PROBLEM TO WORK ON:
What follows is a block of records; reproduce all of it verbatim.

RECORD EXTRACTS:
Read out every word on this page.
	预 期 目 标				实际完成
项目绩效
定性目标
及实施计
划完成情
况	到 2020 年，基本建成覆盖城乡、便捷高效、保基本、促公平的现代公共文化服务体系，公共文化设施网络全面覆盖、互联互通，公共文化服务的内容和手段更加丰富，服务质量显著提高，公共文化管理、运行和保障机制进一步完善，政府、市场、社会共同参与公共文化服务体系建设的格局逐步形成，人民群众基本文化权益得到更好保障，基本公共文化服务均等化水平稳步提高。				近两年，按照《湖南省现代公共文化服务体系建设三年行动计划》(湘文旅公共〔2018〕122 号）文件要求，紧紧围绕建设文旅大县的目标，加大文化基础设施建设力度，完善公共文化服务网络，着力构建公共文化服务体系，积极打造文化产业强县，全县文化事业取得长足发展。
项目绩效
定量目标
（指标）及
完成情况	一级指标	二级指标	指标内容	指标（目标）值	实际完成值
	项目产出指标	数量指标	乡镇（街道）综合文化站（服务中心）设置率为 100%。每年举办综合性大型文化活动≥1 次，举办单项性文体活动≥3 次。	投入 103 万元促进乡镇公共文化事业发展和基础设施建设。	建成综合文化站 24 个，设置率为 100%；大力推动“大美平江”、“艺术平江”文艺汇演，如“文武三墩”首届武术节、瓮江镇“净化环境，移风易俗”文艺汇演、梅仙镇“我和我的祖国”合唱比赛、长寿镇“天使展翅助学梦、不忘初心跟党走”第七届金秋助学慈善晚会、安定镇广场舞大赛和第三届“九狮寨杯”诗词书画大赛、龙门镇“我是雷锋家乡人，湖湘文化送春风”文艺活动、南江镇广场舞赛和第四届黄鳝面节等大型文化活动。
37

ANSWER TO THIS EXERCISE:
Read out every word on this page.
	预 期 目 标				实际完成
项目绩效
定性目标
及实施计
划完成情
况	到 2020 年，基本建成覆盖城乡、便捷高效、保基本、促公平的现代公共文化服务体系，公共文化设施网络全面覆盖、互联互通，公共文化服务的内容和手段更加丰富，服务质量显著提高，公共文化管理、运行和保障机制进一步完善，政府、市场、社会共同参与公共文化服务体系建设的格局逐步形成，人民群众基本文化权益得到更好保障，基本公共文化服务均等化水平稳步提高。				近两年，按照《湖南省现代公共文化服务体系建设三年行动计划》(湘文旅公共〔2018〕122 号）文件要求，紧紧围绕建设文旅大县的目标，加大文化基础设施建设力度，完善公共文化服务网络，着力构建公共文化服务体系，积极打造文化产业强县，全县文化事业取得长足发展。
项目绩效
定量目标
（指标）及
完成情况	一级指标	二级指标	指标内容	指标（目标）值	实际完成值
	项目产出指标	数量指标	乡镇（街道）综合文化站（服务中心）设置率为 100%。每年举办综合性大型文化活动≥1 次，举办单项性文体活动≥3 次。	投入 103 万元促进乡镇公共文化事业发展和基础设施建设。	建成综合文化站 24 个，设置率为 100%；大力推动“大美平江”、“艺术平江”文艺汇演，如“文武三墩”首届武术节、瓮江镇“净化环境，移风易俗”文艺汇演、梅仙镇“我和我的祖国”合唱比赛、长寿镇“天使展翅助学梦、不忘初心跟党走”第七届金秋助学慈善晚会、安定镇广场舞大赛和第三届“九狮寨杯”诗词书画大赛、龙门镇“我是雷锋家乡人，湖湘文化送春风”文艺活动、南江镇广场舞赛和第四届黄鳝面节等大型文化活动。
37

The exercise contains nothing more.